> **DIRECTIONS**: Repeat all entries exactly.

⁂

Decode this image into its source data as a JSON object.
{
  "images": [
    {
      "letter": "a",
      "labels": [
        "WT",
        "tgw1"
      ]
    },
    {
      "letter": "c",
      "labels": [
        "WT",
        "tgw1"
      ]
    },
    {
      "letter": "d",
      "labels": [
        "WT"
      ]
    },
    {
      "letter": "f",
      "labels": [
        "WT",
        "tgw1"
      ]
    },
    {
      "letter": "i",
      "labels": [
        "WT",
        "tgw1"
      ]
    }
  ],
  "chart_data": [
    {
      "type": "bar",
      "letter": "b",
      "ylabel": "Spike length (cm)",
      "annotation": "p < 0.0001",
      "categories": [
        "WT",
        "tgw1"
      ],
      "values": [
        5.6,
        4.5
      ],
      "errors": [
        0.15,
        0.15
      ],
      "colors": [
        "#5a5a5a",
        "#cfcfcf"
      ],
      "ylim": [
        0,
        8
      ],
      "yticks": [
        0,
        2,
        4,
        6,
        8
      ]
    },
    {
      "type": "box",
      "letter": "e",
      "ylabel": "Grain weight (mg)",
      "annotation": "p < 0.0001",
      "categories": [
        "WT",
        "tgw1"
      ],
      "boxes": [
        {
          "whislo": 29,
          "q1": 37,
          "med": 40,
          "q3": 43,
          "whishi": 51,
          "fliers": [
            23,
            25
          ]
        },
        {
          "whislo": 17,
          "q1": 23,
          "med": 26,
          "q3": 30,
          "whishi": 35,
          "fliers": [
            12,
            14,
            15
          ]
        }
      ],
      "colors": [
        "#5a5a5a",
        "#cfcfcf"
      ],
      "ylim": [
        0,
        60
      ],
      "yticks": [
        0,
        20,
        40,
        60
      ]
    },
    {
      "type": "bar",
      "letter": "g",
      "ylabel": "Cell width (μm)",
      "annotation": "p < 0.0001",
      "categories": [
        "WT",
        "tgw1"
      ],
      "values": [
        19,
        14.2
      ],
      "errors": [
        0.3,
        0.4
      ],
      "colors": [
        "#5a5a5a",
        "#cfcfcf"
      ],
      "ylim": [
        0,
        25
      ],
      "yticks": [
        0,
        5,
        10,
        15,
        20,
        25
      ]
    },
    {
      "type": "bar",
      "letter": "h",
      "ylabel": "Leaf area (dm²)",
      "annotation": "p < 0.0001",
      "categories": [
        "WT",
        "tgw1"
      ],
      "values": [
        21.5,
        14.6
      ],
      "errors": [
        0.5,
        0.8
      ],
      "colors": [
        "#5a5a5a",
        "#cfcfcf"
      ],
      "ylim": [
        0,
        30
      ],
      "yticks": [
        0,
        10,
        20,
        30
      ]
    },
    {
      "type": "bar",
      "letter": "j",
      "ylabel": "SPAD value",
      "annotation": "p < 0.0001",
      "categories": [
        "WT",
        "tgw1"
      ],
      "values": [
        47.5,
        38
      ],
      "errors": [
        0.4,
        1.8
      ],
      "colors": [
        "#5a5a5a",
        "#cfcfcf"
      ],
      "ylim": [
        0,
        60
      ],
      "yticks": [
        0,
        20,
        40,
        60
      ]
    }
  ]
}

⁂

> **THE OUTPUT**:
Decode this image into its source data as a JSON object.
{
  "images": [
    {
      "letter": "a",
      "labels": [
        "WT",
        "tgw1"
      ]
    },
    {
      "letter": "c",
      "labels": [
        "WT",
        "tgw1"
      ]
    },
    {
      "letter": "d",
      "labels": [
        "WT"
      ]
    },
    {
      "letter": "f",
      "labels": [
        "WT",
        "tgw1"
      ]
    },
    {
      "letter": "i",
      "labels": [
        "WT",
        "tgw1"
      ]
    }
  ],
  "chart_data": [
    {
      "type": "bar",
      "letter": "b",
      "ylabel": "Spike length (cm)",
      "annotation": "p < 0.0001",
      "categories": [
        "WT",
        "tgw1"
      ],
      "values": [
        5.6,
        4.5
      ],
      "errors": [
        0.15,
        0.15
      ],
      "colors": [
        "#5a5a5a",
        "#cfcfcf"
      ],
      "ylim": [
        0,
        8
      ],
      "yticks": [
        0,
        2,
        4,
        6,
        8
      ]
    },
    {
      "type": "box",
      "letter": "e",
      "ylabel": "Grain weight (mg)",
      "annotation": "p < 0.0001",
      "categories": [
        "WT",
        "tgw1"
      ],
      "boxes": [
        {
          "whislo": 29,
          "q1": 37,
          "med": 40,
          "q3": 43,
          "whishi": 51,
          "fliers": [
            23,
            25
          ]
        },
        {
          "whislo": 17,
          "q1": 23,
          "med": 26,
          "q3": 30,
          "whishi": 35,
          "fliers": [
            12,
            14,
            15
          ]
        }
      ],
      "colors": [
        "#5a5a5a",
        "#cfcfcf"
      ],
      "ylim": [
        0,
        60
      ],
      "yticks": [
        0,
        20,
        40,
        60
      ]
    },
    {
      "type": "bar",
      "letter": "g",
      "ylabel": "Cell width (μm)",
      "annotation": "p < 0.0001",
      "categories": [
        "WT",
        "tgw1"
      ],
      "values": [
        19,
        14.2
      ],
      "errors": [
        0.3,
        0.4
      ],
      "colors": [
        "#5a5a5a",
        "#cfcfcf"
      ],
      "ylim": [
        0,
        25
      ],
      "yticks": [
        0,
        5,
        10,
        15,
        20,
        25
      ]
    },
    {
      "type": "bar",
      "letter": "h",
      "ylabel": "Leaf area (dm²)",
      "annotation": "p < 0.0001",
      "categories": [
        "WT",
        "tgw1"
      ],
      "values": [
        21.5,
        14.6
      ],
      "errors": [
        0.5,
        0.8
      ],
      "colors": [
        "#5a5a5a",
        "#cfcfcf"
      ],
      "ylim": [
        0,
        30
      ],
      "yticks": [
        0,
        10,
        20,
        30
      ]
    },
    {
      "type": "bar",
      "letter": "j",
      "ylabel": "SPAD value",
      "annotation": "p < 0.0001",
      "categories": [
        "WT",
        "tgw1"
      ],
      "values": [
        47.5,
        38
      ],
      "errors": [
        0.4,
        1.8
      ],
      "colors": [
        "#5a5a5a",
        "#cfcfcf"
      ],
      "ylim": [
        0,
        60
      ],
      "yticks": [
        0,
        20,
        40,
        60
      ]
    }
  ]
}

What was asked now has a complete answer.